• _Instruction_
Show every line of the records below that contains the word "种子的基因组成为".

• _Recorded data_
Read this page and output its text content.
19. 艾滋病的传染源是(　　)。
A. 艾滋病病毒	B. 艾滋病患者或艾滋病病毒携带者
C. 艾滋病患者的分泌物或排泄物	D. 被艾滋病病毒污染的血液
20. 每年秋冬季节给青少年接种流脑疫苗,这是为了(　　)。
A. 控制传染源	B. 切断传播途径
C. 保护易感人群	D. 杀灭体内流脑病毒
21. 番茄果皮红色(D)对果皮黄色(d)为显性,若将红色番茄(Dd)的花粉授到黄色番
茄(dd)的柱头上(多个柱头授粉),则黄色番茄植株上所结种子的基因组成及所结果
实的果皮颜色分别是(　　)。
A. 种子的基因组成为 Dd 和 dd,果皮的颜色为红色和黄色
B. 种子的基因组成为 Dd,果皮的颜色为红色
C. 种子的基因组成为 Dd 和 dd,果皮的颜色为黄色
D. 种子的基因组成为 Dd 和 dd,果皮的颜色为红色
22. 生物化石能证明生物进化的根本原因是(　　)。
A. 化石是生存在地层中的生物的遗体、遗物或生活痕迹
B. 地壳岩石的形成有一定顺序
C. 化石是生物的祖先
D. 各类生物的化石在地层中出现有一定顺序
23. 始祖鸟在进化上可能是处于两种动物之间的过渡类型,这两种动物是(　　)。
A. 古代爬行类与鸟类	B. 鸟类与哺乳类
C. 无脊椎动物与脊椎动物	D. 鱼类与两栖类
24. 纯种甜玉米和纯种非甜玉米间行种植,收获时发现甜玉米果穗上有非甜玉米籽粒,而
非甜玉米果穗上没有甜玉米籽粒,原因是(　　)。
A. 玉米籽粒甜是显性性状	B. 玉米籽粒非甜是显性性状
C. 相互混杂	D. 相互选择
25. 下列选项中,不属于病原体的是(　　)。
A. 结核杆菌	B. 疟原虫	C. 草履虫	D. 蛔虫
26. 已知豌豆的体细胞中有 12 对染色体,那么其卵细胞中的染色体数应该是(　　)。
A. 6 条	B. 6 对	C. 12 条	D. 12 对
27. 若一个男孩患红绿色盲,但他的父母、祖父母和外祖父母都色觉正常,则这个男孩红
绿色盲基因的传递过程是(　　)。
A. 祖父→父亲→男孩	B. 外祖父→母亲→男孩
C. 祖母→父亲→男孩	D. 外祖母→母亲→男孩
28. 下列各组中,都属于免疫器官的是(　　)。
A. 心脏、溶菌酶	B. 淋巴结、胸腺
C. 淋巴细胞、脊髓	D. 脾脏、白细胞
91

• _Result_
A. 种子的基因组成为 Dd 和 dd,果皮的颜色为红色和黄色
B. 种子的基因组成为 Dd,果皮的颜色为红色
C. 种子的基因组成为 Dd 和 dd,果皮的颜色为黄色
D. 种子的基因组成为 Dd 和 dd,果皮的颜色为红色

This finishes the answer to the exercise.